■ Given problem ■
Reproduce the records below exactly as given.

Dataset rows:

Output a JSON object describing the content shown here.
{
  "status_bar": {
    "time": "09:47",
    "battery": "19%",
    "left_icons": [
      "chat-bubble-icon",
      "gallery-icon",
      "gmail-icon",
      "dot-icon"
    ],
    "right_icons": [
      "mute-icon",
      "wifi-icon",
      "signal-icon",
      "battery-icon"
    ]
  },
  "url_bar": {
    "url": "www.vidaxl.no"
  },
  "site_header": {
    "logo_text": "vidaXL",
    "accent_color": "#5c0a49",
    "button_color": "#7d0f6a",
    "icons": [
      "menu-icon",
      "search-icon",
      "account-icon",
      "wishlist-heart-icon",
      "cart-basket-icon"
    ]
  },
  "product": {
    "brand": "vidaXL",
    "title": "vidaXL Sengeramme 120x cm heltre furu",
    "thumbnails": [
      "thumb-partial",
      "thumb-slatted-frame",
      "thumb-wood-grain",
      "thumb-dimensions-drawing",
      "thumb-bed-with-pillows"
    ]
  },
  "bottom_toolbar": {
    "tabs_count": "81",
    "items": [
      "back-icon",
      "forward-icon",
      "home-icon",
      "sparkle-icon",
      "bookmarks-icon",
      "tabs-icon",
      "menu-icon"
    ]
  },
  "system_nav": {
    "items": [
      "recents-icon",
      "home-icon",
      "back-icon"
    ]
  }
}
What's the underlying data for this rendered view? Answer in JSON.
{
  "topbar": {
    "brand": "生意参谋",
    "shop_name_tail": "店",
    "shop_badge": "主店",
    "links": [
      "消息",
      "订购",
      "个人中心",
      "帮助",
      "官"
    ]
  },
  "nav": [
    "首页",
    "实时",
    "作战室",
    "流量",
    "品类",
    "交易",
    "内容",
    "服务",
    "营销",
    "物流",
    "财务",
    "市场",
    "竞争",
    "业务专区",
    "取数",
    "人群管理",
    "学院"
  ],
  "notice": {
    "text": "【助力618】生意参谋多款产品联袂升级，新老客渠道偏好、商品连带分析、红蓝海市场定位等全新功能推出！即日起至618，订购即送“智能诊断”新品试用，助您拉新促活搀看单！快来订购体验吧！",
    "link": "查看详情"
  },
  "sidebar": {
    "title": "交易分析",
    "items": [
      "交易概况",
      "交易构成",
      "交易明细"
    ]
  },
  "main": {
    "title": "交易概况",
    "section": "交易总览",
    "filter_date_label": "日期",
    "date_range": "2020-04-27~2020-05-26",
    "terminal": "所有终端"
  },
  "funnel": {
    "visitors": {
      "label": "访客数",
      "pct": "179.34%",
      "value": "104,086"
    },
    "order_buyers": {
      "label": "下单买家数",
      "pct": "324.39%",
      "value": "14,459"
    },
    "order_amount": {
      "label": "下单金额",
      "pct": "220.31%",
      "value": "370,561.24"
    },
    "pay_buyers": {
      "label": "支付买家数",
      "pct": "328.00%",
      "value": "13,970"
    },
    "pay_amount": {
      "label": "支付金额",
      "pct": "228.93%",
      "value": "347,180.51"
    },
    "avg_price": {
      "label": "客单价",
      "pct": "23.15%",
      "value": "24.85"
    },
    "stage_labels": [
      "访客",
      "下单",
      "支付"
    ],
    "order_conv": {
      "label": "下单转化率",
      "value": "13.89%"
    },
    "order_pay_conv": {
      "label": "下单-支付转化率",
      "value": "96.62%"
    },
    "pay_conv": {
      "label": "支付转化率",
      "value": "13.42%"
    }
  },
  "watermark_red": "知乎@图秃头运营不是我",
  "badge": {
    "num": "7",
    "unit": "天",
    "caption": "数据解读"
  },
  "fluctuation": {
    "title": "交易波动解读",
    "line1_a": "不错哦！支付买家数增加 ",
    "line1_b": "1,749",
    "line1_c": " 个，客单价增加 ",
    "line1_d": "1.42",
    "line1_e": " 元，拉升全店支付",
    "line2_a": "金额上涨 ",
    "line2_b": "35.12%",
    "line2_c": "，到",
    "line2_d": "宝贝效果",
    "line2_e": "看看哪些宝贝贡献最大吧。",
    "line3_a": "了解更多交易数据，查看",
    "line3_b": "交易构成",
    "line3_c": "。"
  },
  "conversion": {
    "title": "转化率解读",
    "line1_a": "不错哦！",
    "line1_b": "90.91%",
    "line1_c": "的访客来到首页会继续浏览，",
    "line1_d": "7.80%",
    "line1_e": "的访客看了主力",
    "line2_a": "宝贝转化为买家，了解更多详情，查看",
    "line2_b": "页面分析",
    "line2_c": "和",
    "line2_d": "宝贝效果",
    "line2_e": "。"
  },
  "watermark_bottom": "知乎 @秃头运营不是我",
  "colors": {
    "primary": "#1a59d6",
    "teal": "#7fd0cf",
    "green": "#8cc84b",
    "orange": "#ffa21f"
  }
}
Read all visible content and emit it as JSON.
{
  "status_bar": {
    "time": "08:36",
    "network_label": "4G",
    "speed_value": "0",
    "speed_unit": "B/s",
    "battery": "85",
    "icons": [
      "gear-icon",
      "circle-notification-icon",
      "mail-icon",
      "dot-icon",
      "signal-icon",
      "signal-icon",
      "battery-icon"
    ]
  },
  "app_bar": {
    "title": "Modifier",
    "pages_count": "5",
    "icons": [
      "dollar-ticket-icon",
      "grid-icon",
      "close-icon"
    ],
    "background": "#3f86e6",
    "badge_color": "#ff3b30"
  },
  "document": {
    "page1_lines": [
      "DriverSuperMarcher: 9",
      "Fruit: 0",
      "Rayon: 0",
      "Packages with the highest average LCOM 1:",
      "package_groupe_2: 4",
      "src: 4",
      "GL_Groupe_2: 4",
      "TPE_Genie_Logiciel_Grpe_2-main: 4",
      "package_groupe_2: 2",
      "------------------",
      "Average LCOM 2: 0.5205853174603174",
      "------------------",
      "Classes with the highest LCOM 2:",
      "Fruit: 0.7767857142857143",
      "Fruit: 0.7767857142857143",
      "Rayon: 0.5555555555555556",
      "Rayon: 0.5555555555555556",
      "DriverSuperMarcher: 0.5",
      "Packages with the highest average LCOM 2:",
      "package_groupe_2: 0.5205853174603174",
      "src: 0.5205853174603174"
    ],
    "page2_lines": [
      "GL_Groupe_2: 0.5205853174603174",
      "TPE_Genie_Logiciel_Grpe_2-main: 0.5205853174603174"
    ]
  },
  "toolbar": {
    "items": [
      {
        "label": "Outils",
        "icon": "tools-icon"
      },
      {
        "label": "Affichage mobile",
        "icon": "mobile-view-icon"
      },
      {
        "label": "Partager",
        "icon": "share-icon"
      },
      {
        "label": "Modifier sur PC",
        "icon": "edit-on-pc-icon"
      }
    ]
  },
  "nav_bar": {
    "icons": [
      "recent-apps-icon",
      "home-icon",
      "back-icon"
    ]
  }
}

■ Task answer ■
Output a JSON object describing the content shown here.
{
  "status_bar": {
    "time": "09:47",
    "battery": "19%",
    "left_icons": [
      "chat-bubble-icon",
      "gallery-icon",
      "gmail-icon",
      "dot-icon"
    ],
    "right_icons": [
      "mute-icon",
      "wifi-icon",
      "signal-icon",
      "battery-icon"
    ]
  },
  "url_bar": {
    "url": "www.vidaxl.no"
  },
  "site_header": {
    "logo_text": "vidaXL",
    "accent_color": "#5c0a49",
    "button_color": "#7d0f6a",
    "icons": [
      "menu-icon",
      "search-icon",
      "account-icon",
      "wishlist-heart-icon",
      "cart-basket-icon"
    ]
  },
  "product": {
    "brand": "vidaXL",
    "title": "vidaXL Sengeramme 120x cm heltre furu",
    "thumbnails": [
      "thumb-partial",
      "thumb-slatted-frame",
      "thumb-wood-grain",
      "thumb-dimensions-drawing",
      "thumb-bed-with-pillows"
    ]
  },
  "bottom_toolbar": {
    "tabs_count": "81",
    "items": [
      "back-icon",
      "forward-icon",
      "home-icon",
      "sparkle-icon",
      "bookmarks-icon",
      "tabs-icon",
      "menu-icon"
    ]
  },
  "system_nav": {
    "items": [
      "recents-icon",
      "home-icon",
      "back-icon"
    ]
  }
}
What's the underlying data for this rendered view? Answer in JSON.
{
  "topbar": {
    "brand": "生意参谋",
    "shop_name_tail": "店",
    "shop_badge": "主店",
    "links": [
      "消息",
      "订购",
      "个人中心",
      "帮助",
      "官"
    ]
  },
  "nav": [
    "首页",
    "实时",
    "作战室",
    "流量",
    "品类",
    "交易",
    "内容",
    "服务",
    "营销",
    "物流",
    "财务",
    "市场",
    "竞争",
    "业务专区",
    "取数",
    "人群管理",
    "学院"
  ],
  "notice": {
    "text": "【助力618】生意参谋多款产品联袂升级，新老客渠道偏好、商品连带分析、红蓝海市场定位等全新功能推出！即日起至618，订购即送“智能诊断”新品试用，助您拉新促活搀看单！快来订购体验吧！",
    "link": "查看详情"
  },
  "sidebar": {
    "title": "交易分析",
    "items": [
      "交易概况",
      "交易构成",
      "交易明细"
    ]
  },
  "main": {
    "title": "交易概况",
    "section": "交易总览",
    "filter_date_label": "日期",
    "date_range": "2020-04-27~2020-05-26",
    "terminal": "所有终端"
  },
  "funnel": {
    "visitors": {
      "label": "访客数",
      "pct": "179.34%",
      "value": "104,086"
    },
    "order_buyers": {
      "label": "下单买家数",
      "pct": "324.39%",
      "value": "14,459"
    },
    "order_amount": {
      "label": "下单金额",
      "pct": "220.31%",
      "value": "370,561.24"
    },
    "pay_buyers": {
      "label": "支付买家数",
      "pct": "328.00%",
      "value": "13,970"
    },
    "pay_amount": {
      "label": "支付金额",
      "pct": "228.93%",
      "value": "347,180.51"
    },
    "avg_price": {
      "label": "客单价",
      "pct": "23.15%",
      "value": "24.85"
    },
    "stage_labels": [
      "访客",
      "下单",
      "支付"
    ],
    "order_conv": {
      "label": "下单转化率",
      "value": "13.89%"
    },
    "order_pay_conv": {
      "label": "下单-支付转化率",
      "value": "96.62%"
    },
    "pay_conv": {
      "label": "支付转化率",
      "value": "13.42%"
    }
  },
  "watermark_red": "知乎@图秃头运营不是我",
  "badge": {
    "num": "7",
    "unit": "天",
    "caption": "数据解读"
  },
  "fluctuation": {
    "title": "交易波动解读",
    "line1_a": "不错哦！支付买家数增加 ",
    "line1_b": "1,749",
    "line1_c": " 个，客单价增加 ",
    "line1_d": "1.42",
    "line1_e": " 元，拉升全店支付",
    "line2_a": "金额上涨 ",
    "line2_b": "35.12%",
    "line2_c": "，到",
    "line2_d": "宝贝效果",
    "line2_e": "看看哪些宝贝贡献最大吧。",
    "line3_a": "了解更多交易数据，查看",
    "line3_b": "交易构成",
    "line3_c": "。"
  },
  "conversion": {
    "title": "转化率解读",
    "line1_a": "不错哦！",
    "line1_b": "90.91%",
    "line1_c": "的访客来到首页会继续浏览，",
    "line1_d": "7.80%",
    "line1_e": "的访客看了主力",
    "line2_a": "宝贝转化为买家，了解更多详情，查看",
    "line2_b": "页面分析",
    "line2_c": "和",
    "line2_d": "宝贝效果",
    "line2_e": "。"
  },
  "watermark_bottom": "知乎 @秃头运营不是我",
  "colors": {
    "primary": "#1a59d6",
    "teal": "#7fd0cf",
    "green": "#8cc84b",
    "orange": "#ffa21f"
  }
}
Read all visible content and emit it as JSON.
{
  "status_bar": {
    "time": "08:36",
    "network_label": "4G",
    "speed_value": "0",
    "speed_unit": "B/s",
    "battery": "85",
    "icons": [
      "gear-icon",
      "circle-notification-icon",
      "mail-icon",
      "dot-icon",
      "signal-icon",
      "signal-icon",
      "battery-icon"
    ]
  },
  "app_bar": {
    "title": "Modifier",
    "pages_count": "5",
    "icons": [
      "dollar-ticket-icon",
      "grid-icon",
      "close-icon"
    ],
    "background": "#3f86e6",
    "badge_color": "#ff3b30"
  },
  "document": {
    "page1_lines": [
      "DriverSuperMarcher: 9",
      "Fruit: 0",
      "Rayon: 0",
      "Packages with the highest average LCOM 1:",
      "package_groupe_2: 4",
      "src: 4",
      "GL_Groupe_2: 4",
      "TPE_Genie_Logiciel_Grpe_2-main: 4",
      "package_groupe_2: 2",
      "------------------",
      "Average LCOM 2: 0.5205853174603174",
      "------------------",
      "Classes with the highest LCOM 2:",
      "Fruit: 0.7767857142857143",
      "Fruit: 0.7767857142857143",
      "Rayon: 0.5555555555555556",
      "Rayon: 0.5555555555555556",
      "DriverSuperMarcher: 0.5",
      "Packages with the highest average LCOM 2:",
      "package_groupe_2: 0.5205853174603174",
      "src: 0.5205853174603174"
    ],
    "page2_lines": [
      "GL_Groupe_2: 0.5205853174603174",
      "TPE_Genie_Logiciel_Grpe_2-main: 0.5205853174603174"
    ]
  },
  "toolbar": {
    "items": [
      {
        "label": "Outils",
        "icon": "tools-icon"
      },
      {
        "label": "Affichage mobile",
        "icon": "mobile-view-icon"
      },
      {
        "label": "Partager",
        "icon": "share-icon"
      },
      {
        "label": "Modifier sur PC",
        "icon": "edit-on-pc-icon"
      }
    ]
  },
  "nav_bar": {
    "icons": [
      "recent-apps-icon",
      "home-icon",
      "back-icon"
    ]
  }
}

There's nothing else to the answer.